Identify the lines that contain the word "akce", then copy them.

▼▼▼

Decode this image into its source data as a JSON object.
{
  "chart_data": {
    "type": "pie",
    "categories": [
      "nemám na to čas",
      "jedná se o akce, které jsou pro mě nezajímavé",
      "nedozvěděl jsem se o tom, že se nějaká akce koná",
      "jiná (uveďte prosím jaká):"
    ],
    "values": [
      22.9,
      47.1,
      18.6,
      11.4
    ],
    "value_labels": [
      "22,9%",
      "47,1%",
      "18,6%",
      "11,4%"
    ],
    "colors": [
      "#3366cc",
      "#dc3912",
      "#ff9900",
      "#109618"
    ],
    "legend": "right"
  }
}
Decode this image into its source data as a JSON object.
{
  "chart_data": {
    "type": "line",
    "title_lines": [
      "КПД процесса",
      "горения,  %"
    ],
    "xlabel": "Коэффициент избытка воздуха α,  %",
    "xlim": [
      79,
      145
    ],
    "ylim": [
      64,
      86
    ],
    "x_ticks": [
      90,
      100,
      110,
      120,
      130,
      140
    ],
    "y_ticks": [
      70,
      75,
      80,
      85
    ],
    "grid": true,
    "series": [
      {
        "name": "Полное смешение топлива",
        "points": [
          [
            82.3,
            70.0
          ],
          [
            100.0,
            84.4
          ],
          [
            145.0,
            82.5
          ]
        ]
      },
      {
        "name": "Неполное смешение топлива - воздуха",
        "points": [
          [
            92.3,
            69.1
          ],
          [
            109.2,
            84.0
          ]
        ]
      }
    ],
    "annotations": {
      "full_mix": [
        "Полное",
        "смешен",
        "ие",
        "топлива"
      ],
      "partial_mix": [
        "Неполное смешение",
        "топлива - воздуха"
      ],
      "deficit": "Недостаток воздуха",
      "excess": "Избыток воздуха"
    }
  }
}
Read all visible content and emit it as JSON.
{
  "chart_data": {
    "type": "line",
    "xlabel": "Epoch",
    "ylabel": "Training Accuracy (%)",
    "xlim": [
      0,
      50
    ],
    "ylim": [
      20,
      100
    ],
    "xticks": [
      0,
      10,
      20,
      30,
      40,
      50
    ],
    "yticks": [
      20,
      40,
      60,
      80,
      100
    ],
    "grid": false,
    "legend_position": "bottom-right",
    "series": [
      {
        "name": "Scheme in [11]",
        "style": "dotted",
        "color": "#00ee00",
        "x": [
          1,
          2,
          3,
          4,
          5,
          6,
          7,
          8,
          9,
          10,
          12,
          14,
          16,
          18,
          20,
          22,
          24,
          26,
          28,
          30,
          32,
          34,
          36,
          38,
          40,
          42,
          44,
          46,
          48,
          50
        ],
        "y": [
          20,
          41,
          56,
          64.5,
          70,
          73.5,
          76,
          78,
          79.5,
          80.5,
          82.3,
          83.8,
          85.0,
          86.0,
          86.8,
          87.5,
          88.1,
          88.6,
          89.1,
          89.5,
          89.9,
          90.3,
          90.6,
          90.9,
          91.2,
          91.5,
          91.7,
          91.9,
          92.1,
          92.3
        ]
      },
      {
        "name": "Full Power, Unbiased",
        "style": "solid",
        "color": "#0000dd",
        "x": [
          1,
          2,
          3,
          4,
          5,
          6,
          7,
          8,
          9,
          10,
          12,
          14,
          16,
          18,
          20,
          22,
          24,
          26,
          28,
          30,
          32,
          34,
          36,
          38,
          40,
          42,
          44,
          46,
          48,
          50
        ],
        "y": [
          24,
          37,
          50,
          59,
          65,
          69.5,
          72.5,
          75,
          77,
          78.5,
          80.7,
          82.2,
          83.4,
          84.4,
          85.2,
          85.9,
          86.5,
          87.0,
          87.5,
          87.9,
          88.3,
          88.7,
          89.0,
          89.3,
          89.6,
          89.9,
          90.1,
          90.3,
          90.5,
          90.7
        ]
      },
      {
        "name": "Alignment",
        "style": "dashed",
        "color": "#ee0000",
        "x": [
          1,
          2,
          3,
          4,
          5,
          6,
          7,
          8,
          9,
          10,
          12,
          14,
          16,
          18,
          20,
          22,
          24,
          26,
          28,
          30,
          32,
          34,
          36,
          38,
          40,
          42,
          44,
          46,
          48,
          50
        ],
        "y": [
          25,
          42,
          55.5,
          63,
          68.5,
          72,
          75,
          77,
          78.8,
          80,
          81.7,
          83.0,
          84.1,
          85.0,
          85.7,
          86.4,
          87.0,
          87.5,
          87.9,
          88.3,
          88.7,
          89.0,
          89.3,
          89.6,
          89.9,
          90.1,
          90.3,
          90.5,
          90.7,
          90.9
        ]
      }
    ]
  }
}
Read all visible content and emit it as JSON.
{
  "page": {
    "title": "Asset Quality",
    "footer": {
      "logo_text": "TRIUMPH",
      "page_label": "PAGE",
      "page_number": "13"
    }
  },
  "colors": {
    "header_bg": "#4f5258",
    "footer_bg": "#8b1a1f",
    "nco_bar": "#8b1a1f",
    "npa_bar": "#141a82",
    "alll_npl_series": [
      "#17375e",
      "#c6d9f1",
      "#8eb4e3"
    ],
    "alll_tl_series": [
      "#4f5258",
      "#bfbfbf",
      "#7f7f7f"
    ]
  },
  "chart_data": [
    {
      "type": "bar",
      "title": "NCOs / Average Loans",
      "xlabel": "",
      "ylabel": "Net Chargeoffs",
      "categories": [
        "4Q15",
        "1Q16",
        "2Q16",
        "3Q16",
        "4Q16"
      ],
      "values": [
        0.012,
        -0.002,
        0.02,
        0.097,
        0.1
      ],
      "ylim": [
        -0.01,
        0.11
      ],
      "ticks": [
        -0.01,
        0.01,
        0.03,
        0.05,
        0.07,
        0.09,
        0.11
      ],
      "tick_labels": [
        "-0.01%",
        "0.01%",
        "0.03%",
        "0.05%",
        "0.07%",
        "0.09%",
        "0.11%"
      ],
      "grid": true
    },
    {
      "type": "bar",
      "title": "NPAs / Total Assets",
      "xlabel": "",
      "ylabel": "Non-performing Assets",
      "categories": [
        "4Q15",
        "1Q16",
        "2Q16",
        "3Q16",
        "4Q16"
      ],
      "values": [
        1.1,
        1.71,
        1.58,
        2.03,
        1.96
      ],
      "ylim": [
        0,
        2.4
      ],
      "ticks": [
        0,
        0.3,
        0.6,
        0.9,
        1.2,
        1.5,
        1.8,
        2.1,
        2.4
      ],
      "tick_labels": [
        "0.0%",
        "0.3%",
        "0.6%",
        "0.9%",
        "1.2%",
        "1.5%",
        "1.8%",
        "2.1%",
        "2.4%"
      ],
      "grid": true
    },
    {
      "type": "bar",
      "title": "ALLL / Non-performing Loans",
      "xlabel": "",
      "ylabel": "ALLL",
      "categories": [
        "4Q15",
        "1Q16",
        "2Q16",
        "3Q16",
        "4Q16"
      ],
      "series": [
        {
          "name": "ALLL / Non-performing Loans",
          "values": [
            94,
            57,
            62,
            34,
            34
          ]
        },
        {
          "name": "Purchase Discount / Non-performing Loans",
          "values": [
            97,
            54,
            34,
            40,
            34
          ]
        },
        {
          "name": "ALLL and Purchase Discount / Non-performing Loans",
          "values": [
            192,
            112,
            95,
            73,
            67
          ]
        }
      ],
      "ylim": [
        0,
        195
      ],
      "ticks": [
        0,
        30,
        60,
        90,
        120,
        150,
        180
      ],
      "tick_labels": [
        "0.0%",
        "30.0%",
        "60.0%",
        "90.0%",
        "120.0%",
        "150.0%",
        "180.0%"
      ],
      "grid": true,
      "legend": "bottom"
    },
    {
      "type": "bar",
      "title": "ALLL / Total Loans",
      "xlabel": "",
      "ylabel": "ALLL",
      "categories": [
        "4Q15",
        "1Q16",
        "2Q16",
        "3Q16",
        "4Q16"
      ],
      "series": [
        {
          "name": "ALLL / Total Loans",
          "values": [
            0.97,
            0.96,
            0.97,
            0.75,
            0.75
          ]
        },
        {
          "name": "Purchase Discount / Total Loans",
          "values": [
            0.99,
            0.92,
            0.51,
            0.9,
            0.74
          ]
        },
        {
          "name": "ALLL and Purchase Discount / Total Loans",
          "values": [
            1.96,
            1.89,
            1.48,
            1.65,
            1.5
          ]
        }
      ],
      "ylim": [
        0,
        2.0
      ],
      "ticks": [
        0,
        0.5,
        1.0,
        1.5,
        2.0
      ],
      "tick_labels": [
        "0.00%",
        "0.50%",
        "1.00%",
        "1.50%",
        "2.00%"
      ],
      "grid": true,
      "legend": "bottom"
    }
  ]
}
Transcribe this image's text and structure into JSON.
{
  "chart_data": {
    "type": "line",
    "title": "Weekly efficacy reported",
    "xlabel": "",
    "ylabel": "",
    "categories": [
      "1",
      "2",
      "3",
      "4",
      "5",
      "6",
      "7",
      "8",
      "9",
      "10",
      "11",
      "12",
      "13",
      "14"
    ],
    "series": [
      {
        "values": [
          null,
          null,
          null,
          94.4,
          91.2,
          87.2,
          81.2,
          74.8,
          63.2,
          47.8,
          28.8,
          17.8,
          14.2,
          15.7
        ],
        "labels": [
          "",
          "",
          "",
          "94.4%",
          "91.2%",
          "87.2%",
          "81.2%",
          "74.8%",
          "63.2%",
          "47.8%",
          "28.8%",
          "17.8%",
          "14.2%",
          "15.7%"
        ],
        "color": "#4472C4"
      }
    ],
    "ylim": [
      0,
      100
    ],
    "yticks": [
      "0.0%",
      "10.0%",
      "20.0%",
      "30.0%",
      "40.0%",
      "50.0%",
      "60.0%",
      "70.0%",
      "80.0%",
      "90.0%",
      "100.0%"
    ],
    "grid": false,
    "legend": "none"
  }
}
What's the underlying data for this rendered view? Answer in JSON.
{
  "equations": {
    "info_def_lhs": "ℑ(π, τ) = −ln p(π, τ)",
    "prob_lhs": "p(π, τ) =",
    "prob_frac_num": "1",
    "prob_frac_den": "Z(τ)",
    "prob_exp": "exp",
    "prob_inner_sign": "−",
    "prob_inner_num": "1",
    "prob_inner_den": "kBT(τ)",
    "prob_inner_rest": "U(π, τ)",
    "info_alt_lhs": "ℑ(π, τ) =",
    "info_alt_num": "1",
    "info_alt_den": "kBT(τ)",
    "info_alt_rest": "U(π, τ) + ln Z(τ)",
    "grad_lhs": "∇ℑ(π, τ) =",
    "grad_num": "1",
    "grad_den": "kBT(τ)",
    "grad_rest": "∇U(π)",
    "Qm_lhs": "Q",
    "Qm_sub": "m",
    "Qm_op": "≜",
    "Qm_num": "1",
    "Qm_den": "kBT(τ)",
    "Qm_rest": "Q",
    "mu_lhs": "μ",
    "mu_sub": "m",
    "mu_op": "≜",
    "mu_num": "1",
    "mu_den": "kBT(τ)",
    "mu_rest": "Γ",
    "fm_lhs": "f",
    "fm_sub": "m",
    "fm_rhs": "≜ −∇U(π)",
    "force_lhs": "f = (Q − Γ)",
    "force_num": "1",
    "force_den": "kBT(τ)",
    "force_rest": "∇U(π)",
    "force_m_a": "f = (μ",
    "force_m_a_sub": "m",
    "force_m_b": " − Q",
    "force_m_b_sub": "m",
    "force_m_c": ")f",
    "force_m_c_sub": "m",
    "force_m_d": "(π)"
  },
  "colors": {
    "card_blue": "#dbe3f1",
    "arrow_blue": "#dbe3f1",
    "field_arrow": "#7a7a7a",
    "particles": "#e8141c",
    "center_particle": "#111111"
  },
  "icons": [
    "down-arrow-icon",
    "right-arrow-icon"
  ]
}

▲▲▲

- Output for this exercise -
      "jedná se o akce, které jsou pro mě nezajímavé",
      "nedozvěděl jsem se o tom, že se nějaká akce koná",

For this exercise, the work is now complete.